-- BEGIN INPUT DATA --

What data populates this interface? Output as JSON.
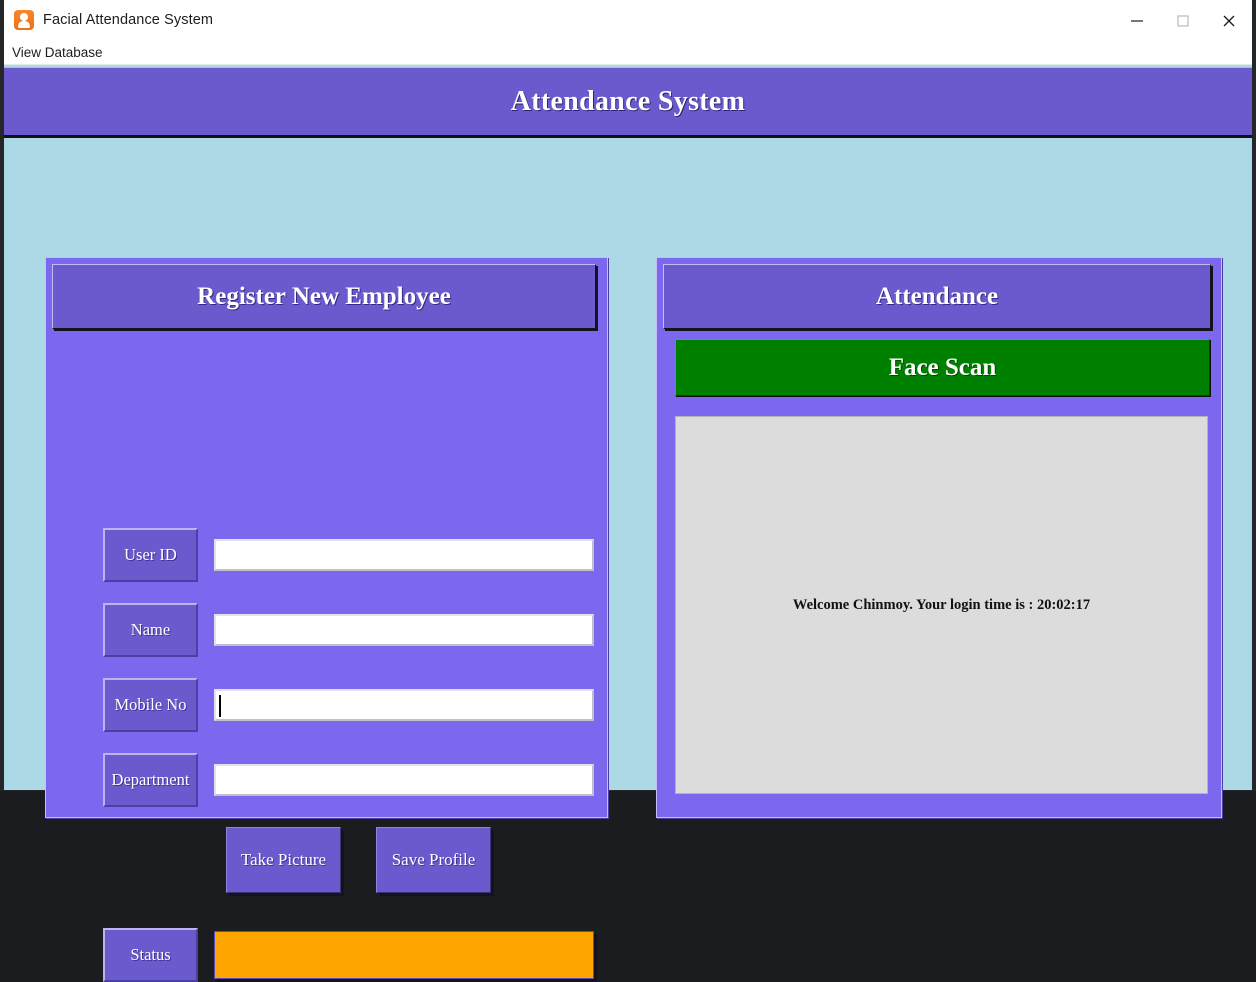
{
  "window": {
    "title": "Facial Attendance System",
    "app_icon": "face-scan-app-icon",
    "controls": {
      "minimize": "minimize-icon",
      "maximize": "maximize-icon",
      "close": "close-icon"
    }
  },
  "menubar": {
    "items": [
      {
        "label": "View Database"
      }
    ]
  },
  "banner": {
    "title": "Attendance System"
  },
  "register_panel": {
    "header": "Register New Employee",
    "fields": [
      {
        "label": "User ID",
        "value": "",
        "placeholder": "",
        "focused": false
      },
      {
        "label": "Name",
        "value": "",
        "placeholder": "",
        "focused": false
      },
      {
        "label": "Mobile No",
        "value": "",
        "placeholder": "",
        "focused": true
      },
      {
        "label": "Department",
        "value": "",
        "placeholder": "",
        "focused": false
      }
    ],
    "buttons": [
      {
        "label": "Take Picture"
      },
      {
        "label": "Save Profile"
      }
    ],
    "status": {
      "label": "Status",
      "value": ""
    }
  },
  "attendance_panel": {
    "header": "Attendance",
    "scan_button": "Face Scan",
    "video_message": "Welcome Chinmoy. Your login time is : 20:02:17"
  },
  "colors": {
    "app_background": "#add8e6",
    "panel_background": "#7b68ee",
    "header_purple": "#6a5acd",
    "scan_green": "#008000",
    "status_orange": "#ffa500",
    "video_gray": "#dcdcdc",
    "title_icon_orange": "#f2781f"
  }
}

-- END INPUT DATA --
-- BEGIN INPUT DATA --

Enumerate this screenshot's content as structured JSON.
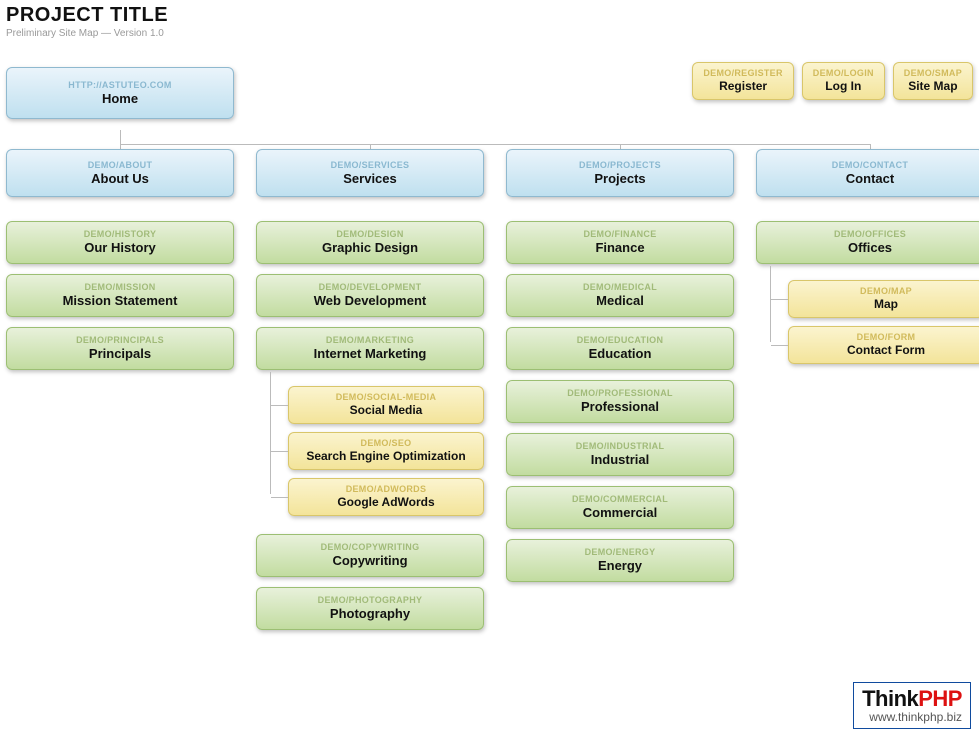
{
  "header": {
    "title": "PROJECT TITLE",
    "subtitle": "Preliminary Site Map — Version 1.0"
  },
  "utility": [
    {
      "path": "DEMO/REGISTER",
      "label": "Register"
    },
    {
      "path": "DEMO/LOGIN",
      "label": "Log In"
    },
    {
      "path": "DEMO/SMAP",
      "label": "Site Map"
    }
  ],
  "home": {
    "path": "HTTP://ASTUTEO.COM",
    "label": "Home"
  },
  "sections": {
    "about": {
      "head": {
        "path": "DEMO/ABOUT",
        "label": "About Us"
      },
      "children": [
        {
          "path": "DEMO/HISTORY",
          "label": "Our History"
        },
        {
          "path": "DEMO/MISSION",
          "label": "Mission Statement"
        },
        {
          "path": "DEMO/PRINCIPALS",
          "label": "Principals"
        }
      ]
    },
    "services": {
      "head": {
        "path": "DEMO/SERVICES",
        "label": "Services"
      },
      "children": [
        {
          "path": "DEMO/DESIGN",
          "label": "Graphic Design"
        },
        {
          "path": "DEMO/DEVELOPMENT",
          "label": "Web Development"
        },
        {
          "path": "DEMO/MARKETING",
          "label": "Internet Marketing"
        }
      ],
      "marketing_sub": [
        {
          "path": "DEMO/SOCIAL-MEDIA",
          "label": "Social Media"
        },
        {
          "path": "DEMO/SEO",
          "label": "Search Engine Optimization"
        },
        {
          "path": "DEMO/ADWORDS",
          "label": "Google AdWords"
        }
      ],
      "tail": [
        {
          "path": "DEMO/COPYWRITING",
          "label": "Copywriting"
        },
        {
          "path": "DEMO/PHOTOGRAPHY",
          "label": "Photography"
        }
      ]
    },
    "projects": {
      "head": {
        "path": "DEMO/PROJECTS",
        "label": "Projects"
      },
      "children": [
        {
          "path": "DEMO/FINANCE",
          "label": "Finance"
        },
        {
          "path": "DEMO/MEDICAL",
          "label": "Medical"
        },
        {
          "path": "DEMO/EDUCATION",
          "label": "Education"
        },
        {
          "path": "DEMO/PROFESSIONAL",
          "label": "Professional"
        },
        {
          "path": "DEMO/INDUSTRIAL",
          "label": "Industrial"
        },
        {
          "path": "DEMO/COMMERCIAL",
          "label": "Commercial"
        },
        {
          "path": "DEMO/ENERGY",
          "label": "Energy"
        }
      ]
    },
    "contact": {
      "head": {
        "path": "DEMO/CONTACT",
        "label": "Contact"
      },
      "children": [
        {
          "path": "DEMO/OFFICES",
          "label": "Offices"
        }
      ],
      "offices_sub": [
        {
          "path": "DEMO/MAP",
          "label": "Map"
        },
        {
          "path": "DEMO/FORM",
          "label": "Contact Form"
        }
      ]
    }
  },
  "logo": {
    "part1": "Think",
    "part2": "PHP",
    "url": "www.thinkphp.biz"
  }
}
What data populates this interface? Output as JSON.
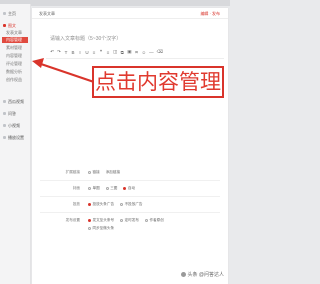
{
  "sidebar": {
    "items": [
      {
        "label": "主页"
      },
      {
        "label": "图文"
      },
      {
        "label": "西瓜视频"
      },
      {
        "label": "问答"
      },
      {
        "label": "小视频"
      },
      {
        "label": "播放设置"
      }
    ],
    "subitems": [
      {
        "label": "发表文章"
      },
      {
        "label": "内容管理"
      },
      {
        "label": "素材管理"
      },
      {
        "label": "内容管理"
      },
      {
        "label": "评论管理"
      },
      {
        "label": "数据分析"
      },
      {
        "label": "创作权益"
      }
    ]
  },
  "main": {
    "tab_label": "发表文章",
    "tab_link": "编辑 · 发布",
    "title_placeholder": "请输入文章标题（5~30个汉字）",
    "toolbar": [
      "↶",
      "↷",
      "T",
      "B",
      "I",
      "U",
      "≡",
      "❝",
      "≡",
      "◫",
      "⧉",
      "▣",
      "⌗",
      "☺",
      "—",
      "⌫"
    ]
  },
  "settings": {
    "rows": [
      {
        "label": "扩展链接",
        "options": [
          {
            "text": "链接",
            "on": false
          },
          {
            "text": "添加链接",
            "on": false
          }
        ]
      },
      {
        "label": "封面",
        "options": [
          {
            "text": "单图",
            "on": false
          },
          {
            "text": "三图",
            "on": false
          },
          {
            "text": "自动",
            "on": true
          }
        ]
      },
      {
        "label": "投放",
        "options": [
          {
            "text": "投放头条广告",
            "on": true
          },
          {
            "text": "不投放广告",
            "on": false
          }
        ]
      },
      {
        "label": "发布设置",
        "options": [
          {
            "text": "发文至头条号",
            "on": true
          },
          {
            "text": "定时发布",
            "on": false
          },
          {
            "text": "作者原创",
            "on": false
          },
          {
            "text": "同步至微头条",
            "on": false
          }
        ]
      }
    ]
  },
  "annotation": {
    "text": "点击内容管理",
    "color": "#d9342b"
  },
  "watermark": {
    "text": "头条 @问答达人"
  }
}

-- END INPUT DATA --
-- BEGIN INPUT DATA --

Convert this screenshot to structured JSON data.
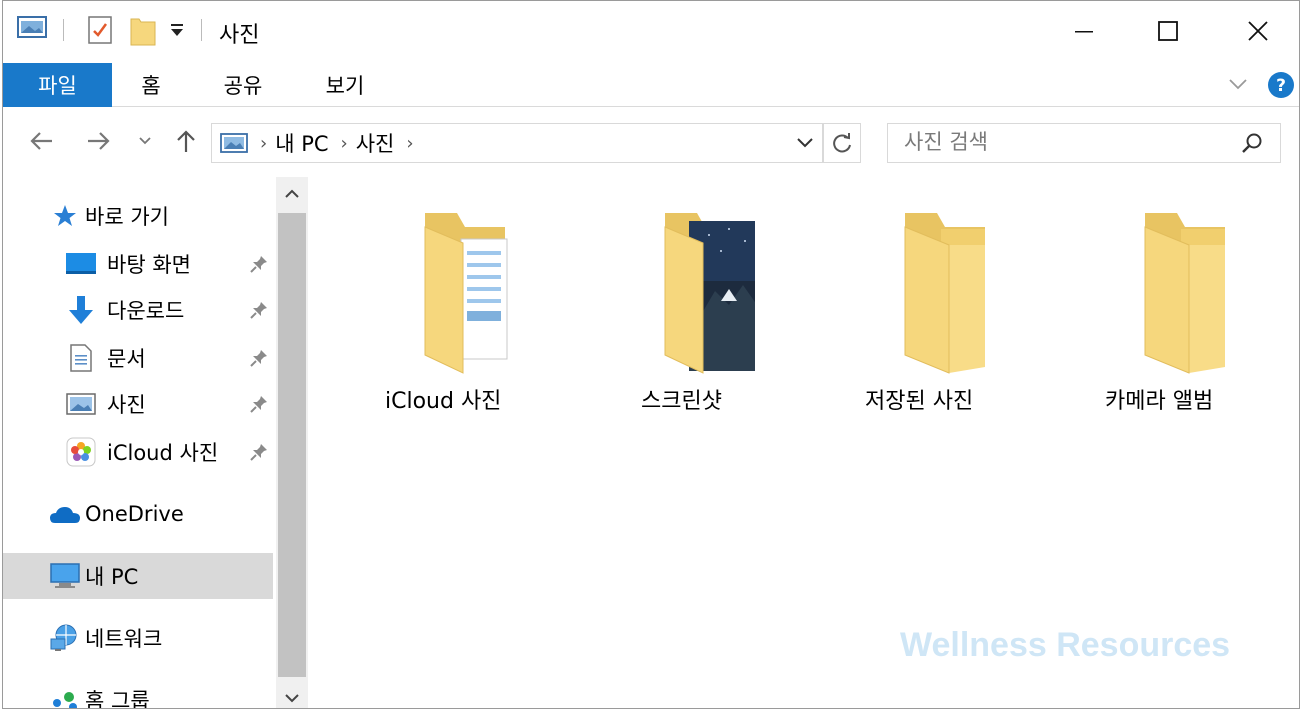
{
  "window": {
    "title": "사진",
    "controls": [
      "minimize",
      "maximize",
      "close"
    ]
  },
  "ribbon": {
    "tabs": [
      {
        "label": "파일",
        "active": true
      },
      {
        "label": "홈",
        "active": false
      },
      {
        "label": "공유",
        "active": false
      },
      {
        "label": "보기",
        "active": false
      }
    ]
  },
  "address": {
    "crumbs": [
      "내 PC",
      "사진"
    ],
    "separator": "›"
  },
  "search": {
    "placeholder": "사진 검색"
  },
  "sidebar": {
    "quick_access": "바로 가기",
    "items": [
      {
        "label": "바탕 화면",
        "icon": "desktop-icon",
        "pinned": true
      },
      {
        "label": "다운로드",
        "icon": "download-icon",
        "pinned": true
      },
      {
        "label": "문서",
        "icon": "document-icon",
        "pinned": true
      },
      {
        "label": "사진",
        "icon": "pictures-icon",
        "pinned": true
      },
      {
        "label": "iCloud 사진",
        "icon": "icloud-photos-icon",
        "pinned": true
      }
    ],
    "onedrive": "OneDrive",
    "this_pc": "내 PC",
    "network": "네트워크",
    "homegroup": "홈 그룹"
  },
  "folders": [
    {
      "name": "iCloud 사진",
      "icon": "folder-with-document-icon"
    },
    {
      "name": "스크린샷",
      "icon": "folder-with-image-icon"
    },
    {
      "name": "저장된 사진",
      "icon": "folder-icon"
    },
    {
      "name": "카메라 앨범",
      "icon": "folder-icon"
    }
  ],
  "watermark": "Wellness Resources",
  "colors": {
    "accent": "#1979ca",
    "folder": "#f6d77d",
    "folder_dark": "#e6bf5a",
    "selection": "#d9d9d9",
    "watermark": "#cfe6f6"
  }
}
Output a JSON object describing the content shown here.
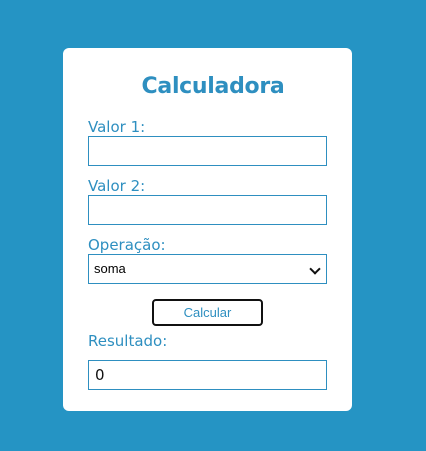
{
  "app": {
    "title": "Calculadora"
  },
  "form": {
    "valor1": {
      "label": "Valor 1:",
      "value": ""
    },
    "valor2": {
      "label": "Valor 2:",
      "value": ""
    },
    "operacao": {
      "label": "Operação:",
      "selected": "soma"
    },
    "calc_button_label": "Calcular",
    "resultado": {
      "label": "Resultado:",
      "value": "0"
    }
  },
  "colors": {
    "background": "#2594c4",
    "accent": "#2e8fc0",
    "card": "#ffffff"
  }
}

-- END INPUT DATA --

* **WRITTEN INSTRUCTION**
Check each line of the records above for the string "with", and report every line that has it.

* **RESULT OF THIS EXERCISE**
      "icon": "folder-with-document-icon"
      "icon": "folder-with-image-icon"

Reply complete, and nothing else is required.